■ **GOAL OF THE EXERCISE**: Transcribe the listing exactly, leaving out every picture.

■ **Data extracted from a collection**:
_____

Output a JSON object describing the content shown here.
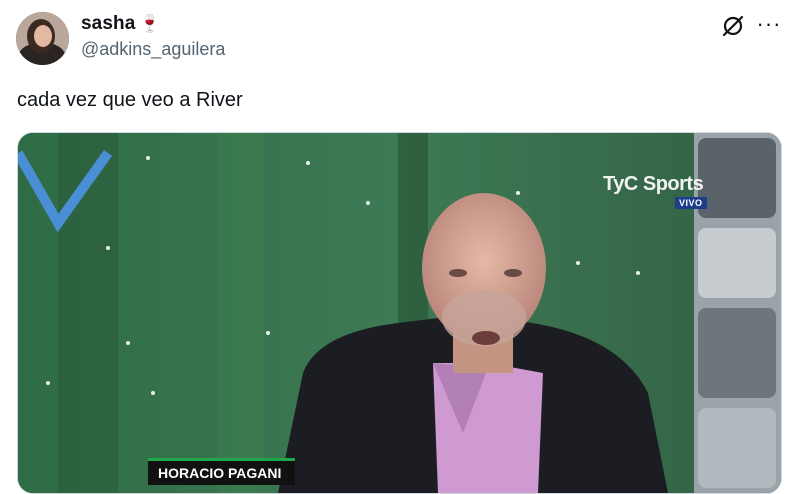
{
  "tweet": {
    "display_name": "sasha",
    "name_emoji": "🍷",
    "handle": "@adkins_aguilera",
    "text": "cada vez que veo a River"
  },
  "actions": {
    "grok_icon": "grok-icon",
    "more_icon": "more-icon",
    "more_label": "···"
  },
  "media": {
    "channel_logo": "TyC Sports",
    "live_badge": "VIVO",
    "lower_third_name": "HORACIO PAGANI"
  }
}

_____

■ **COMPLETE ANSWER**:
Output a JSON object describing the content shown here.
{
  "tweet": {
    "display_name": "sasha",
    "name_emoji": "🍷",
    "handle": "@adkins_aguilera",
    "text": "cada vez que veo a River"
  },
  "actions": {
    "grok_icon": "grok-icon",
    "more_icon": "more-icon",
    "more_label": "···"
  },
  "media": {
    "channel_logo": "TyC Sports",
    "live_badge": "VIVO",
    "lower_third_name": "HORACIO PAGANI"
  }
}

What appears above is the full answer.